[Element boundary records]

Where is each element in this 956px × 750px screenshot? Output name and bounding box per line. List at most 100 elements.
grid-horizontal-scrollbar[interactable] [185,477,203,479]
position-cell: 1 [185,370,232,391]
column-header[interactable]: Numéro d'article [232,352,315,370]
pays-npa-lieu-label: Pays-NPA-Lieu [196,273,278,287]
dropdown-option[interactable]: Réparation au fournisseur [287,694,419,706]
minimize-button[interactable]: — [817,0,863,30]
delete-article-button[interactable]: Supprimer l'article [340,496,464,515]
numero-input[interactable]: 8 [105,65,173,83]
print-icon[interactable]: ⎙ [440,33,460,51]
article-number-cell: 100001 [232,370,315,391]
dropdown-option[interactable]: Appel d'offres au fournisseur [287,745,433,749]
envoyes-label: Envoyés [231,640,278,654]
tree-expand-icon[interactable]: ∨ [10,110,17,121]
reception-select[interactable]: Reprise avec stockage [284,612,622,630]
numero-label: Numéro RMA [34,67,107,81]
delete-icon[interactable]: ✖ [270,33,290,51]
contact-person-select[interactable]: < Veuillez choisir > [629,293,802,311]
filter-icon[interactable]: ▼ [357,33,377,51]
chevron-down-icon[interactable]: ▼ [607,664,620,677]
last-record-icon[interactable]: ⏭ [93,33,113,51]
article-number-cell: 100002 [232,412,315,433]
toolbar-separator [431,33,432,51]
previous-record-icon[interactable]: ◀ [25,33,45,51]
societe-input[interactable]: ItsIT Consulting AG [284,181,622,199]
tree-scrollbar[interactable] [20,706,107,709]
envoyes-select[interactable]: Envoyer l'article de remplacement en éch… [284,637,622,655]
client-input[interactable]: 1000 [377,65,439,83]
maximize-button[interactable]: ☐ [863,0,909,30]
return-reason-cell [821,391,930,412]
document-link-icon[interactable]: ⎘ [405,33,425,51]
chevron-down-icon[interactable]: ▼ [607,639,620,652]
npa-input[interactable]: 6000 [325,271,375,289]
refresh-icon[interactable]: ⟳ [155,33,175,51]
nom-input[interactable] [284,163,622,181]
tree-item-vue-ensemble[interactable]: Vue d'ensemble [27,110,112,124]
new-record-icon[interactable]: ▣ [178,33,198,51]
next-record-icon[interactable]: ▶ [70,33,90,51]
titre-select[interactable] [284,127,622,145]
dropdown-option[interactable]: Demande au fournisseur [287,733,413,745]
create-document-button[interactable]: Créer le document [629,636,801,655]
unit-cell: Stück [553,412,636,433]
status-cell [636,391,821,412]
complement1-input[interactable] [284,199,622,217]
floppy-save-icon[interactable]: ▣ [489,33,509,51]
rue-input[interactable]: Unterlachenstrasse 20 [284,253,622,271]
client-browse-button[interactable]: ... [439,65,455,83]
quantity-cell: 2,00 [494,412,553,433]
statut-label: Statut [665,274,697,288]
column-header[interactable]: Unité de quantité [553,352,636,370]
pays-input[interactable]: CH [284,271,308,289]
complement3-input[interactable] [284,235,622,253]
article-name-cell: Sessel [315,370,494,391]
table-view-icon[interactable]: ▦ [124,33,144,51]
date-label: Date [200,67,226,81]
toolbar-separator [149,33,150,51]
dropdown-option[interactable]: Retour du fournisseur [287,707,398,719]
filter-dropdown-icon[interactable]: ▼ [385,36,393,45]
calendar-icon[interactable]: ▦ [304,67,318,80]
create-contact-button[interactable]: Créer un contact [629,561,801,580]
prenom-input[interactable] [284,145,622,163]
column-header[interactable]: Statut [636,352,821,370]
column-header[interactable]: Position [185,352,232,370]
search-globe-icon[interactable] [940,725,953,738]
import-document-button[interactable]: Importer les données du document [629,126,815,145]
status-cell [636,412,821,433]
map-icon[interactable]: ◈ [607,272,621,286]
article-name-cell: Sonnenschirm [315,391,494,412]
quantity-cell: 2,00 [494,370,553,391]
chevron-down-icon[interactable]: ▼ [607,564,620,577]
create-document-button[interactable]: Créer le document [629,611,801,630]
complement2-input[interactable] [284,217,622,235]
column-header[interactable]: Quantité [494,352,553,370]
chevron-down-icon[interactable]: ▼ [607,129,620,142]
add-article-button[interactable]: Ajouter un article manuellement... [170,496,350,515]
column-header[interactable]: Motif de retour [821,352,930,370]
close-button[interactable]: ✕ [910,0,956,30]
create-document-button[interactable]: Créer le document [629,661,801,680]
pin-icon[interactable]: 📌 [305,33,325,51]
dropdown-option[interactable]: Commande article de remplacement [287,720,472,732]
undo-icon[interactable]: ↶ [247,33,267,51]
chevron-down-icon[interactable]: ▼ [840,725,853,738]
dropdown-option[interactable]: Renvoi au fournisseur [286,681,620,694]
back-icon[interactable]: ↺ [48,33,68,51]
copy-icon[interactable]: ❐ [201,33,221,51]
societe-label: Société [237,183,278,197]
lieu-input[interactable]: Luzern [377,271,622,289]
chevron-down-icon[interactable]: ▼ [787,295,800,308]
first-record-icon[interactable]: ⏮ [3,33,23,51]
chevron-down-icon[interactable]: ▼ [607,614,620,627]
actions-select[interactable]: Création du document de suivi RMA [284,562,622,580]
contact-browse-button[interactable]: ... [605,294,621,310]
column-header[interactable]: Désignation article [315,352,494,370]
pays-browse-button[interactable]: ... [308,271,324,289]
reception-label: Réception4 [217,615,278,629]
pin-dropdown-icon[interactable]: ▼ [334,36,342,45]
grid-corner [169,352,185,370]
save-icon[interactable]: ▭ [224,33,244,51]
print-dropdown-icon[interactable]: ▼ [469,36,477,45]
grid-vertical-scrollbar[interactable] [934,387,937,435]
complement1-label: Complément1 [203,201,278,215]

PROBLEM TO WORK ON
Return every row above verbatim, line for line.

RESPONSE TO THE TASK
Where is each element in this 956px × 750px screenshot? Output name and bounding box per line. List at most 100 elements.
grid-horizontal-scrollbar[interactable] [185,477,203,479]
position-cell: 1 [185,370,232,391]
column-header[interactable]: Numéro d'article [232,352,315,370]
pays-npa-lieu-label: Pays-NPA-Lieu [196,273,278,287]
dropdown-option[interactable]: Réparation au fournisseur [287,694,419,706]
minimize-button[interactable]: — [817,0,863,30]
delete-article-button[interactable]: Supprimer l'article [340,496,464,515]
numero-input[interactable]: 8 [105,65,173,83]
print-icon[interactable]: ⎙ [440,33,460,51]
article-number-cell: 100001 [232,370,315,391]
dropdown-option[interactable]: Appel d'offres au fournisseur [287,745,433,749]
envoyes-label: Envoyés [231,640,278,654]
tree-expand-icon[interactable]: ∨ [10,110,17,121]
reception-select[interactable]: Reprise avec stockage [284,612,622,630]
numero-label: Numéro RMA [34,67,107,81]
delete-icon[interactable]: ✖ [270,33,290,51]
contact-person-select[interactable]: < Veuillez choisir > [629,293,802,311]
filter-icon[interactable]: ▼ [357,33,377,51]
chevron-down-icon[interactable]: ▼ [607,664,620,677]
last-record-icon[interactable]: ⏭ [93,33,113,51]
article-number-cell: 100002 [232,412,315,433]
toolbar-separator [431,33,432,51]
previous-record-icon[interactable]: ◀ [25,33,45,51]
societe-input[interactable]: ItsIT Consulting AG [284,181,622,199]
tree-scrollbar[interactable] [20,706,107,709]
envoyes-select[interactable]: Envoyer l'article de remplacement en éch… [284,637,622,655]
client-input[interactable]: 1000 [377,65,439,83]
maximize-button[interactable]: ☐ [863,0,909,30]
return-reason-cell [821,391,930,412]
document-link-icon[interactable]: ⎘ [405,33,425,51]
chevron-down-icon[interactable]: ▼ [607,639,620,652]
npa-input[interactable]: 6000 [325,271,375,289]
refresh-icon[interactable]: ⟳ [155,33,175,51]
nom-input[interactable] [284,163,622,181]
tree-item-vue-ensemble[interactable]: Vue d'ensemble [27,110,112,124]
new-record-icon[interactable]: ▣ [178,33,198,51]
next-record-icon[interactable]: ▶ [70,33,90,51]
titre-select[interactable] [284,127,622,145]
dropdown-option[interactable]: Demande au fournisseur [287,733,413,745]
create-document-button[interactable]: Créer le document [629,636,801,655]
unit-cell: Stück [553,412,636,433]
status-cell [636,391,821,412]
complement1-input[interactable] [284,199,622,217]
floppy-save-icon[interactable]: ▣ [489,33,509,51]
rue-input[interactable]: Unterlachenstrasse 20 [284,253,622,271]
client-browse-button[interactable]: ... [439,65,455,83]
quantity-cell: 2,00 [494,412,553,433]
statut-label: Statut [665,274,697,288]
column-header[interactable]: Unité de quantité [553,352,636,370]
pays-input[interactable]: CH [284,271,308,289]
complement3-input[interactable] [284,235,622,253]
article-name-cell: Sessel [315,370,494,391]
table-view-icon[interactable]: ▦ [124,33,144,51]
date-label: Date [200,67,226,81]
toolbar-separator [149,33,150,51]
dropdown-option[interactable]: Retour du fournisseur [287,707,398,719]
filter-dropdown-icon[interactable]: ▼ [385,36,393,45]
calendar-icon[interactable]: ▦ [304,67,318,80]
create-contact-button[interactable]: Créer un contact [629,561,801,580]
prenom-input[interactable] [284,145,622,163]
column-header[interactable]: Statut [636,352,821,370]
column-header[interactable]: Position [185,352,232,370]
search-globe-icon[interactable] [940,725,953,738]
import-document-button[interactable]: Importer les données du document [629,126,815,145]
status-cell [636,412,821,433]
map-icon[interactable]: ◈ [607,272,621,286]
article-name-cell: Sonnenschirm [315,391,494,412]
quantity-cell: 2,00 [494,370,553,391]
chevron-down-icon[interactable]: ▼ [607,564,620,577]
create-document-button[interactable]: Créer le document [629,611,801,630]
complement2-input[interactable] [284,217,622,235]
column-header[interactable]: Quantité [494,352,553,370]
chevron-down-icon[interactable]: ▼ [607,129,620,142]
add-article-button[interactable]: Ajouter un article manuellement... [170,496,350,515]
column-header[interactable]: Motif de retour [821,352,930,370]
close-button[interactable]: ✕ [910,0,956,30]
create-document-button[interactable]: Créer le document [629,661,801,680]
pin-icon[interactable]: 📌 [305,33,325,51]
dropdown-option[interactable]: Commande article de remplacement [287,720,472,732]
undo-icon[interactable]: ↶ [247,33,267,51]
chevron-down-icon[interactable]: ▼ [840,725,853,738]
dropdown-option[interactable]: Renvoi au fournisseur [286,681,620,694]
back-icon[interactable]: ↺ [48,33,68,51]
copy-icon[interactable]: ❐ [201,33,221,51]
societe-label: Société [237,183,278,197]
lieu-input[interactable]: Luzern [377,271,622,289]
chevron-down-icon[interactable]: ▼ [787,295,800,308]
first-record-icon[interactable]: ⏮ [3,33,23,51]
chevron-down-icon[interactable]: ▼ [607,614,620,627]
actions-select[interactable]: Création du document de suivi RMA [284,562,622,580]
contact-browse-button[interactable]: ... [605,294,621,310]
column-header[interactable]: Désignation article [315,352,494,370]
pays-browse-button[interactable]: ... [308,271,324,289]
reception-label: Réception4 [217,615,278,629]
pin-dropdown-icon[interactable]: ▼ [334,36,342,45]
grid-corner [169,352,185,370]
save-icon[interactable]: ▭ [224,33,244,51]
print-dropdown-icon[interactable]: ▼ [469,36,477,45]
grid-vertical-scrollbar[interactable] [934,387,937,435]
complement1-label: Complément1 [203,201,278,215]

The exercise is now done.